REQUIREMENTS: Extract all lines that hold "JSON" from the records below.

[Start of DATA TO USE]

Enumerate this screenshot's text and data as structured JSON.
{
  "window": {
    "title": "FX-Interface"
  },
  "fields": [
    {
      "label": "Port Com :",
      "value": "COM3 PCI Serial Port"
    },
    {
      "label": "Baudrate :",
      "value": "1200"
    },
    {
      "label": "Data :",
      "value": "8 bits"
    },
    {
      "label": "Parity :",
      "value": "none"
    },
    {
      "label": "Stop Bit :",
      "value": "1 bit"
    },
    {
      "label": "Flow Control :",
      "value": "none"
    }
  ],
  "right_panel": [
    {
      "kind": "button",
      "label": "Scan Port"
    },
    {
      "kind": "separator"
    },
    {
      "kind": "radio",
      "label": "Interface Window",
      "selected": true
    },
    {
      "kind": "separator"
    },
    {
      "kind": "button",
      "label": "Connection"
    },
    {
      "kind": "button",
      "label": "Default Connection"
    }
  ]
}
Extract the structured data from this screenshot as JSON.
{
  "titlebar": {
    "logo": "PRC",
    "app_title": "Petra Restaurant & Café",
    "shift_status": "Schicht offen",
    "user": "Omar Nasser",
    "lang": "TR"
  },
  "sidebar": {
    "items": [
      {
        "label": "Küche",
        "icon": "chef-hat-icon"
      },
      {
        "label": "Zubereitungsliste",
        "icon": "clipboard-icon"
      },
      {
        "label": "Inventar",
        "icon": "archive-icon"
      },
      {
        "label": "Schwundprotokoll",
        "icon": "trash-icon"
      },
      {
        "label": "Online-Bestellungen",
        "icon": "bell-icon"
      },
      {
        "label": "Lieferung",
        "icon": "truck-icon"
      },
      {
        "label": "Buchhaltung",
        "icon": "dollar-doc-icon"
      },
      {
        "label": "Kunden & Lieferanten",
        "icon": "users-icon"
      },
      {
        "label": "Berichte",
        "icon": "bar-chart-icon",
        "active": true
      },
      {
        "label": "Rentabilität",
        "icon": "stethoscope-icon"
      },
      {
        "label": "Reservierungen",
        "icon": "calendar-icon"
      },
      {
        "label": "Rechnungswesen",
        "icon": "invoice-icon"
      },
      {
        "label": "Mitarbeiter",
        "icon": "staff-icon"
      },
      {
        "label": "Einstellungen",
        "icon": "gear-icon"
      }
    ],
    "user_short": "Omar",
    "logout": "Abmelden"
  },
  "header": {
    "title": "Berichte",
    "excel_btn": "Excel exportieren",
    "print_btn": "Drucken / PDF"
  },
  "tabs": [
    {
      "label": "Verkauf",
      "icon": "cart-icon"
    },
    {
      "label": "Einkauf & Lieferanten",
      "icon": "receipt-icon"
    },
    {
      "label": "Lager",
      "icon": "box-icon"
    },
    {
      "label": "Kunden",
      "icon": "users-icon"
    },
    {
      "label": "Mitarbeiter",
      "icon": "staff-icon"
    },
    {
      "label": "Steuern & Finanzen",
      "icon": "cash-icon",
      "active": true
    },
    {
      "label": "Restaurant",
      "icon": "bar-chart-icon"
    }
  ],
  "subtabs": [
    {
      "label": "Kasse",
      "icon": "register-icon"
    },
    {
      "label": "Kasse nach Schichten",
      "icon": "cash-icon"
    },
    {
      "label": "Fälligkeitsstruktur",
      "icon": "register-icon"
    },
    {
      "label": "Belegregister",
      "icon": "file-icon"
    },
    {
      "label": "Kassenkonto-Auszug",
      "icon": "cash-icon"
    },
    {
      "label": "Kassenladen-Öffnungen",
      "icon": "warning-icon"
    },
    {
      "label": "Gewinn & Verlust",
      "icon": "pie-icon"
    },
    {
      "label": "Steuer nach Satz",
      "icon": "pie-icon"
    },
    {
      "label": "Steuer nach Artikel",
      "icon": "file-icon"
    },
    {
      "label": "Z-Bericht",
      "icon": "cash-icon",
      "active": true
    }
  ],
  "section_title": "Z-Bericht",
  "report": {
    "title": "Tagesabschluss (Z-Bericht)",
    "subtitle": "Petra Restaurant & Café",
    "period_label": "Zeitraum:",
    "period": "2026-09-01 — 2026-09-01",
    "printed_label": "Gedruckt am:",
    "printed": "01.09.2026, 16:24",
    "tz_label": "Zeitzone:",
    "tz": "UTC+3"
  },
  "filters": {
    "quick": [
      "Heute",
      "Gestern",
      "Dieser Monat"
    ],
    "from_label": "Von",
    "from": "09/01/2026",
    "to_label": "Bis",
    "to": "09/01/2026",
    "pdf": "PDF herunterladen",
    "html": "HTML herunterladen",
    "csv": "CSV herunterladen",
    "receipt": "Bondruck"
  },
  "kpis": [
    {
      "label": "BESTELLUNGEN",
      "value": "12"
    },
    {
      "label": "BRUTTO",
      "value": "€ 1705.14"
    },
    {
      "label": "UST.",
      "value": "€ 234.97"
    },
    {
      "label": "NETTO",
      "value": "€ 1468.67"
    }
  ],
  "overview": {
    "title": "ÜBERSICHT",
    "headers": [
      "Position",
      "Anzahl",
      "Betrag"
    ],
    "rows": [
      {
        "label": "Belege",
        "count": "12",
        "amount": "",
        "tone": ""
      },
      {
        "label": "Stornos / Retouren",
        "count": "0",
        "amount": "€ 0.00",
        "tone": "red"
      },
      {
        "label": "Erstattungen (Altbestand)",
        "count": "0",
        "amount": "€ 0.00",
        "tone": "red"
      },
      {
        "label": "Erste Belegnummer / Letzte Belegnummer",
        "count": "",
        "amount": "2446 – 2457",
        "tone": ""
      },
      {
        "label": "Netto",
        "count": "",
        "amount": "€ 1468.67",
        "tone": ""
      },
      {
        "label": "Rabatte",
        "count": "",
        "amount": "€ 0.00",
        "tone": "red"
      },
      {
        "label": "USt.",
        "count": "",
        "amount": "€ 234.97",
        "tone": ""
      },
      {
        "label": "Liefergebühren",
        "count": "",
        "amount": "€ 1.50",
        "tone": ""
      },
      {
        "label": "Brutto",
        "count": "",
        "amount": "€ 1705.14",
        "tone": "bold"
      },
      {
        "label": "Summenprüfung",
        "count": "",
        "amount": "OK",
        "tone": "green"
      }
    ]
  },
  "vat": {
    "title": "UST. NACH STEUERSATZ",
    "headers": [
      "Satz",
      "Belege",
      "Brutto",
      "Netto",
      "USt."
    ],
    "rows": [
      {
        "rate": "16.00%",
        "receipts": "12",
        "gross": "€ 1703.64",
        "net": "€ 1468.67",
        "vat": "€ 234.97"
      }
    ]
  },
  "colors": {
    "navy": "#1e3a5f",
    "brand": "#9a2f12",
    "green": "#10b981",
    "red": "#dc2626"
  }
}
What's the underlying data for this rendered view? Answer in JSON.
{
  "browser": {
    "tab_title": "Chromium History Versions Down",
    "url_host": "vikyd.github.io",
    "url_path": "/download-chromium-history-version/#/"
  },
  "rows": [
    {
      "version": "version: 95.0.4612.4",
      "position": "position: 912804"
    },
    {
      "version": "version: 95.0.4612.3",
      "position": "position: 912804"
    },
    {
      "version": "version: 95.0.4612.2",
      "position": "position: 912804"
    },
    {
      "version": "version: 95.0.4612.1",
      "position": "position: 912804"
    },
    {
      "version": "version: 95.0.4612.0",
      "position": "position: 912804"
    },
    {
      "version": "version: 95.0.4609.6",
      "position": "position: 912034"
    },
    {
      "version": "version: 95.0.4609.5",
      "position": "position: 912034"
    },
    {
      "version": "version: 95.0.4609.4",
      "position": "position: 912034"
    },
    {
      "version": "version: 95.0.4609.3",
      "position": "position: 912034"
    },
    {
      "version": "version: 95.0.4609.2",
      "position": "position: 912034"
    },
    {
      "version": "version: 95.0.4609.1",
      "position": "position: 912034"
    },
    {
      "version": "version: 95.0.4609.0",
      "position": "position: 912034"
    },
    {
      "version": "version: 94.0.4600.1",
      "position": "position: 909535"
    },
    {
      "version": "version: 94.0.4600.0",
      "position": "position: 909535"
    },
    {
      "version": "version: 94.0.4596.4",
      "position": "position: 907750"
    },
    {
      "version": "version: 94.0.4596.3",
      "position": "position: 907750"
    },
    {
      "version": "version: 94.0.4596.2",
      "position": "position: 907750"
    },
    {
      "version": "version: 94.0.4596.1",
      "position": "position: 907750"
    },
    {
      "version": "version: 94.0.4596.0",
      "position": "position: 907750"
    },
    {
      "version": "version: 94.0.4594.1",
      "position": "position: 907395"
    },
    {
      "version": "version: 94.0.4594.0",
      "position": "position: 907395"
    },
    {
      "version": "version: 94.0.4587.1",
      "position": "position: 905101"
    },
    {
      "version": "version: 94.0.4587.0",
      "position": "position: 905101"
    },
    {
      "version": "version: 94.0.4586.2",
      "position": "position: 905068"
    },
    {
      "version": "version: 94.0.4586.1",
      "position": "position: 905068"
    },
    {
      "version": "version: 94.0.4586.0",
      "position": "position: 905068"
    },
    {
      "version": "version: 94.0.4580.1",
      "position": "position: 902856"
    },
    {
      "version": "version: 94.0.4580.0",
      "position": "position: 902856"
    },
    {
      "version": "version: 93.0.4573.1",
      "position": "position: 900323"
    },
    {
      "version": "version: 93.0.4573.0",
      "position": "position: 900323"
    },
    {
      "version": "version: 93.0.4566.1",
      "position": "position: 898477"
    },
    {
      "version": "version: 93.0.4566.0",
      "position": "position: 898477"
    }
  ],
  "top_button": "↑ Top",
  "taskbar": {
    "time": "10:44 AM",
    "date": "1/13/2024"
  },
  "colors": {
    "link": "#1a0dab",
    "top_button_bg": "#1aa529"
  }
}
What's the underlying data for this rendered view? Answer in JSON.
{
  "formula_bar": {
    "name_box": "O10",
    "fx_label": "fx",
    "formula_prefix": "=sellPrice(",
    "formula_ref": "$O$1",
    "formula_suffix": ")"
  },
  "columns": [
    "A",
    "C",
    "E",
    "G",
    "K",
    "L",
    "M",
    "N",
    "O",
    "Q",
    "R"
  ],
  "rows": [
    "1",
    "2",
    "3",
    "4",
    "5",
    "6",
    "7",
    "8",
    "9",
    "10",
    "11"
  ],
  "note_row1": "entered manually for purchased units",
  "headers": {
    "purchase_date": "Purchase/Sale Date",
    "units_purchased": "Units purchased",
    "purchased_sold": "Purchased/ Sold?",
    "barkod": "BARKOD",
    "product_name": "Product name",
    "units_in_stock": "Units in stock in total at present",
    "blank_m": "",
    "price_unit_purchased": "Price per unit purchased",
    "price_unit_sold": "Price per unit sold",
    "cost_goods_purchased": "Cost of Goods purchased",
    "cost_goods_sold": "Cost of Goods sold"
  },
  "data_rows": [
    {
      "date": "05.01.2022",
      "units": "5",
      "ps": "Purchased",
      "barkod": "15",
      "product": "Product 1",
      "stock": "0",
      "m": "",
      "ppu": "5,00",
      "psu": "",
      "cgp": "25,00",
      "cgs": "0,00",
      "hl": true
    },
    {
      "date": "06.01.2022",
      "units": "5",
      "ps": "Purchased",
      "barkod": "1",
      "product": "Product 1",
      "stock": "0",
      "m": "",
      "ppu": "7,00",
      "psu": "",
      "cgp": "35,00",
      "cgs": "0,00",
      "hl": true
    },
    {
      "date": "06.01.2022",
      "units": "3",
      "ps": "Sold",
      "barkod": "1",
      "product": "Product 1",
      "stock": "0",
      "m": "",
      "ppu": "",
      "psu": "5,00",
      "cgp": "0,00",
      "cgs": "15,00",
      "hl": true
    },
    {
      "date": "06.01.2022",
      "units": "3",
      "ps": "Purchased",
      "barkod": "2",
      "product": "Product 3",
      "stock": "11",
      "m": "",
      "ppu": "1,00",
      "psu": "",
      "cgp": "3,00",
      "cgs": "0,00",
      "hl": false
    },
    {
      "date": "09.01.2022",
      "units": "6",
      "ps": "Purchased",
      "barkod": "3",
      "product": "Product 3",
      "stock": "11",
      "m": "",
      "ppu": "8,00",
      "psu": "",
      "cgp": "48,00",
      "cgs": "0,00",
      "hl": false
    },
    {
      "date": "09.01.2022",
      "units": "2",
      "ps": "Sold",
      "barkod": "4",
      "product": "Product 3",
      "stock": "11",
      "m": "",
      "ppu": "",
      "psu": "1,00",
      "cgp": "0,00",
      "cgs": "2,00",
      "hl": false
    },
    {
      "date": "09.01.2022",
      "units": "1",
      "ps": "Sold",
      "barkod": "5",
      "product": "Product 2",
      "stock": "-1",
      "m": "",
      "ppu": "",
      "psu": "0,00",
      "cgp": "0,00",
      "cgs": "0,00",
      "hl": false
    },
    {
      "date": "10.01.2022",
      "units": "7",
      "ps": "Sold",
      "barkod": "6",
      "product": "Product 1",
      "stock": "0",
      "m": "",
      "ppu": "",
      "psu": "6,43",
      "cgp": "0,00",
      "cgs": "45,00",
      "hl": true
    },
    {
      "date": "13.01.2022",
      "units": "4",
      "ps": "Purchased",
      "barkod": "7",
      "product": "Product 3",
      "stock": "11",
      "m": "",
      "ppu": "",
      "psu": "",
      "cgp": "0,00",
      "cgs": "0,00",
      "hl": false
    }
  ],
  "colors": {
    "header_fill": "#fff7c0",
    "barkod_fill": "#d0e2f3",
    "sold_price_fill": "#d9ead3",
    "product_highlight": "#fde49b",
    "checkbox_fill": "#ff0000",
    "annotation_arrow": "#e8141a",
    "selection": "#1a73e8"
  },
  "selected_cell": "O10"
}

[End of DATA TO USE]

RESULT OF THIS EXERCISE:
Enumerate this screenshot's text and data as structured JSON.
Extract the structured data from this screenshot as JSON.
What's the underlying data for this rendered view? Answer in JSON.
What's the underlying data for this rendered view? Answer in JSON.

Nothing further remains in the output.